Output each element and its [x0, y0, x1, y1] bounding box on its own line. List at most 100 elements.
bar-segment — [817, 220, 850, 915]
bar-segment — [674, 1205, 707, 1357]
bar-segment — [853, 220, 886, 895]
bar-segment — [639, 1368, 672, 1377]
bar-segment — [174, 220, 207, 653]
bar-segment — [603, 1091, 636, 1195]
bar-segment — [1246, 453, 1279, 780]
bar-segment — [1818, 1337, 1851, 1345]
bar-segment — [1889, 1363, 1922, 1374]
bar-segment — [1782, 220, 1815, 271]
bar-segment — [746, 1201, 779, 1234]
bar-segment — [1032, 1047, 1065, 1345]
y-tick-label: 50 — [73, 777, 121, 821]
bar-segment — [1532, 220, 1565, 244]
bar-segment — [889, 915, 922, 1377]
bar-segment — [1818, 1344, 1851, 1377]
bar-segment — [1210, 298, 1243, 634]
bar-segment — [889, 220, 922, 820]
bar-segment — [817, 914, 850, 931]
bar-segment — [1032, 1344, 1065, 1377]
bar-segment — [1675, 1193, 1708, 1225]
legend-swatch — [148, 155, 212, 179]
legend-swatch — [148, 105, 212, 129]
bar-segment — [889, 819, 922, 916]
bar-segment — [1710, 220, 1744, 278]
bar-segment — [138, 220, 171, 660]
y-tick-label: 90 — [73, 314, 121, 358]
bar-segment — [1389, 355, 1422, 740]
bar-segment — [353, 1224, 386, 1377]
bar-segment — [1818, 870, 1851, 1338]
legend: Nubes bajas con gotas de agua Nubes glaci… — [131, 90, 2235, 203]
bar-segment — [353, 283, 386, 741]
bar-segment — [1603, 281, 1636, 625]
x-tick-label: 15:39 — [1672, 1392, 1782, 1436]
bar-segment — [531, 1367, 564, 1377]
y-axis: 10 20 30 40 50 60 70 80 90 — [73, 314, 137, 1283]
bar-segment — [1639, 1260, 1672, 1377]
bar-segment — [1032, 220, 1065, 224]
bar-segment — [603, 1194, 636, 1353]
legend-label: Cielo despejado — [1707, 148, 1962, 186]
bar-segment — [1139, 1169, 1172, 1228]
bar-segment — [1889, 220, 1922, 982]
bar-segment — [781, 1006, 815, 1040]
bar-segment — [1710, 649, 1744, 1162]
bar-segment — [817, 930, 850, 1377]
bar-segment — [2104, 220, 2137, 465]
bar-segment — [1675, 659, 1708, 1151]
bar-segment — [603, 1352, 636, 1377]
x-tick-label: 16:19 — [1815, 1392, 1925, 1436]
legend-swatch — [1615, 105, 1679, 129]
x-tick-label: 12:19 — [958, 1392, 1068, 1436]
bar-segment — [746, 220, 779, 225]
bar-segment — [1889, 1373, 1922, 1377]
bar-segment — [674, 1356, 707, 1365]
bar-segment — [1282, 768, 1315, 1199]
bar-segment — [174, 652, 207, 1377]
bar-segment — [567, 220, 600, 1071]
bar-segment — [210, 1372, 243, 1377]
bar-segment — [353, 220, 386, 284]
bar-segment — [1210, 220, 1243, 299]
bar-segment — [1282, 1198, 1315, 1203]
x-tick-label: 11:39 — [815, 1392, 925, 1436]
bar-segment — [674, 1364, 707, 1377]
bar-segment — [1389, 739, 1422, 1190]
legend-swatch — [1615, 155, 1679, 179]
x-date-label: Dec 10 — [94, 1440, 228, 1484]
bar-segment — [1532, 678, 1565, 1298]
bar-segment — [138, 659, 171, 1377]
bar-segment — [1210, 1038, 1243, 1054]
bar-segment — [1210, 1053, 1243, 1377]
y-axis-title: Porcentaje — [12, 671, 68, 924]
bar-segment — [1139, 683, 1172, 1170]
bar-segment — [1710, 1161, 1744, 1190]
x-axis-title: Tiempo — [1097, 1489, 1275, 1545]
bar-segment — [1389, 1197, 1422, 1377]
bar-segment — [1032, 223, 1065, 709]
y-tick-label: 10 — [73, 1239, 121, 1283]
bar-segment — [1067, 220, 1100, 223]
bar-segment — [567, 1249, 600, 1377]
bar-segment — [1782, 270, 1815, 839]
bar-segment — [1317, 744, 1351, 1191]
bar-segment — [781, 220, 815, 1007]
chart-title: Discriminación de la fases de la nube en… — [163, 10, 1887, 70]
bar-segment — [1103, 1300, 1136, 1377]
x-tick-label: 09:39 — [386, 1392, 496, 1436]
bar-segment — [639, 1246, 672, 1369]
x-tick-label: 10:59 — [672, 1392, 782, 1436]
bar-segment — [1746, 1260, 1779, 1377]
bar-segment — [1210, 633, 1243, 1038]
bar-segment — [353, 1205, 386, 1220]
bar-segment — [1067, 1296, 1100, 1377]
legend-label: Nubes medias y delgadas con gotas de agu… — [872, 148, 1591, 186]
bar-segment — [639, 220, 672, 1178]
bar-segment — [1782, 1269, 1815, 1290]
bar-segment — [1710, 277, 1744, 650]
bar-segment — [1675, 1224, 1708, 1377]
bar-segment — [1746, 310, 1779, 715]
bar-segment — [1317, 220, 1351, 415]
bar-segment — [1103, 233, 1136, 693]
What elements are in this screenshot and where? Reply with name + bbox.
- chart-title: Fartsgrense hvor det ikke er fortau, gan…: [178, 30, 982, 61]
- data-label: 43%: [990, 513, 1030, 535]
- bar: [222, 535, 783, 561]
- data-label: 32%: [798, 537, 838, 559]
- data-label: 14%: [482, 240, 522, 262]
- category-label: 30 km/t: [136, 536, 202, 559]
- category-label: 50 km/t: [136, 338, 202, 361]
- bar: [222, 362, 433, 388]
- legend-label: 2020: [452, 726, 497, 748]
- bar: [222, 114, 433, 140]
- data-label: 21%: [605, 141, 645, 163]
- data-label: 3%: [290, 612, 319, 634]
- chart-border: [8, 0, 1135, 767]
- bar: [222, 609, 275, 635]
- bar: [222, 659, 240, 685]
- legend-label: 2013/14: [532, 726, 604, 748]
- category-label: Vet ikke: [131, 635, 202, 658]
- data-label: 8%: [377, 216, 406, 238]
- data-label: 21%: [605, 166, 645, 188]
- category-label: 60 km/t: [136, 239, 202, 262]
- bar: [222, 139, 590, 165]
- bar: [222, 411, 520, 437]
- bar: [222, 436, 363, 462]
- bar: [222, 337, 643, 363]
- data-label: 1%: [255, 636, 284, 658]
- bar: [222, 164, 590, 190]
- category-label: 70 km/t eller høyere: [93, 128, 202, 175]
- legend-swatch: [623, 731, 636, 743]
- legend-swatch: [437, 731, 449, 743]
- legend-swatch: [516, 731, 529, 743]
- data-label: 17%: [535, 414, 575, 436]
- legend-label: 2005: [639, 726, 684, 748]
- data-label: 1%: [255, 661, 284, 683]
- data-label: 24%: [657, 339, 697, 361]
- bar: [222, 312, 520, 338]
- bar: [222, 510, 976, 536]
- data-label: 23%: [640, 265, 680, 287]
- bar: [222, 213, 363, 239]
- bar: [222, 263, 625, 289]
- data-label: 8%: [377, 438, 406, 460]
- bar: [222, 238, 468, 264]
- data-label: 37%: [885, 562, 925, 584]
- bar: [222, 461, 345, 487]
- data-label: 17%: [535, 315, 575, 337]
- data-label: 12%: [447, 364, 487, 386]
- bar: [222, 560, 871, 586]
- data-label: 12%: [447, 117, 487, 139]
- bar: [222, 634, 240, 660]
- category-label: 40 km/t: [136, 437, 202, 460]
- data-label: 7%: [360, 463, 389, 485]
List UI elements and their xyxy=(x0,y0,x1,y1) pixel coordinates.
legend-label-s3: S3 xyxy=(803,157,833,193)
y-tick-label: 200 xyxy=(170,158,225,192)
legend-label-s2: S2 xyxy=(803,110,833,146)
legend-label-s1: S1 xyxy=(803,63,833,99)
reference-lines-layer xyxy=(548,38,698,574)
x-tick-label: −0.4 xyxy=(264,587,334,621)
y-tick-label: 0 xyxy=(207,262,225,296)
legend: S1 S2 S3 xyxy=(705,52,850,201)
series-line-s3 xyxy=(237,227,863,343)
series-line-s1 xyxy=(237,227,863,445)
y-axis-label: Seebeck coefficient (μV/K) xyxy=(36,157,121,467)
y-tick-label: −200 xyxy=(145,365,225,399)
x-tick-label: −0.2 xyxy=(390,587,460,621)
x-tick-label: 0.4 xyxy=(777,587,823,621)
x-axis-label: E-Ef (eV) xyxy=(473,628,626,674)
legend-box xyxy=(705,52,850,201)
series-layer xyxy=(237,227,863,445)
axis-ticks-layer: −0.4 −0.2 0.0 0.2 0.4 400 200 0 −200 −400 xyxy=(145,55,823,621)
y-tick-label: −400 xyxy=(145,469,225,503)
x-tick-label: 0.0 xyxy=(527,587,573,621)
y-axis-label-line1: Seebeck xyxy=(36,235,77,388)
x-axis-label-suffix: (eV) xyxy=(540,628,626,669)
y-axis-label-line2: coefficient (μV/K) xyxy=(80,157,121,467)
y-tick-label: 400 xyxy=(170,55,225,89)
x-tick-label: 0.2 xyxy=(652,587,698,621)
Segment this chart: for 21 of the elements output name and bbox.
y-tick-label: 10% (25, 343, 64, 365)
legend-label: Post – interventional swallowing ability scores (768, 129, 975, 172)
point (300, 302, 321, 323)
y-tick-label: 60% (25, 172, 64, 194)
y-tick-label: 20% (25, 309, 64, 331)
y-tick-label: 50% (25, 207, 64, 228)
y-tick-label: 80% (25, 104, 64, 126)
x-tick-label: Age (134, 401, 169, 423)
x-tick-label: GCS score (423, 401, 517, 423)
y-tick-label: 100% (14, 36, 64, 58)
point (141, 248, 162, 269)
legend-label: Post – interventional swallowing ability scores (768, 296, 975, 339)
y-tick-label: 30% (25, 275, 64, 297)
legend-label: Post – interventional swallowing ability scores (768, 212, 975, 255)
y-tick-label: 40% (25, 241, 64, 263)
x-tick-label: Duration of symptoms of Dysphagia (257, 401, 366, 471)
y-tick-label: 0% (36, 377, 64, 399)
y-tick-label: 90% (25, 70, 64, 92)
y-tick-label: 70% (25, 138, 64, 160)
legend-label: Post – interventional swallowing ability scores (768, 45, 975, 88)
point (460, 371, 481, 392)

**********

Copy the material from its first line down to and including the line with "bar-segment — [1639, 1260, 1672, 1377]", switching "legend-swatch" to "legend-marker" and changing nothing else.

- **ANSWER**:
Output each element and its [x0, y0, x1, y1] bounding box on its own line. List at most 100 elements.
bar-segment — [817, 220, 850, 915]
bar-segment — [674, 1205, 707, 1357]
bar-segment — [853, 220, 886, 895]
bar-segment — [639, 1368, 672, 1377]
bar-segment — [174, 220, 207, 653]
bar-segment — [603, 1091, 636, 1195]
bar-segment — [1246, 453, 1279, 780]
bar-segment — [1818, 1337, 1851, 1345]
bar-segment — [1889, 1363, 1922, 1374]
bar-segment — [1782, 220, 1815, 271]
bar-segment — [746, 1201, 779, 1234]
bar-segment — [1032, 1047, 1065, 1345]
y-tick-label: 50 — [73, 777, 121, 821]
bar-segment — [1532, 220, 1565, 244]
bar-segment — [889, 915, 922, 1377]
bar-segment — [1818, 1344, 1851, 1377]
bar-segment — [1210, 298, 1243, 634]
bar-segment — [889, 220, 922, 820]
bar-segment — [817, 914, 850, 931]
bar-segment — [1032, 1344, 1065, 1377]
bar-segment — [1675, 1193, 1708, 1225]
legend-marker — [148, 155, 212, 179]
legend-marker — [148, 105, 212, 129]
bar-segment — [889, 819, 922, 916]
bar-segment — [1710, 220, 1744, 278]
bar-segment — [138, 220, 171, 660]
y-tick-label: 90 — [73, 314, 121, 358]
bar-segment — [1389, 355, 1422, 740]
bar-segment — [353, 1224, 386, 1377]
bar-segment — [1818, 870, 1851, 1338]
legend: Nubes bajas con gotas de agua Nubes glaci… — [131, 90, 2235, 203]
bar-segment — [353, 283, 386, 741]
bar-segment — [1603, 281, 1636, 625]
x-tick-label: 15:39 — [1672, 1392, 1782, 1436]
bar-segment — [531, 1367, 564, 1377]
y-axis: 10 20 30 40 50 60 70 80 90 — [73, 314, 137, 1283]
bar-segment — [1639, 1260, 1672, 1377]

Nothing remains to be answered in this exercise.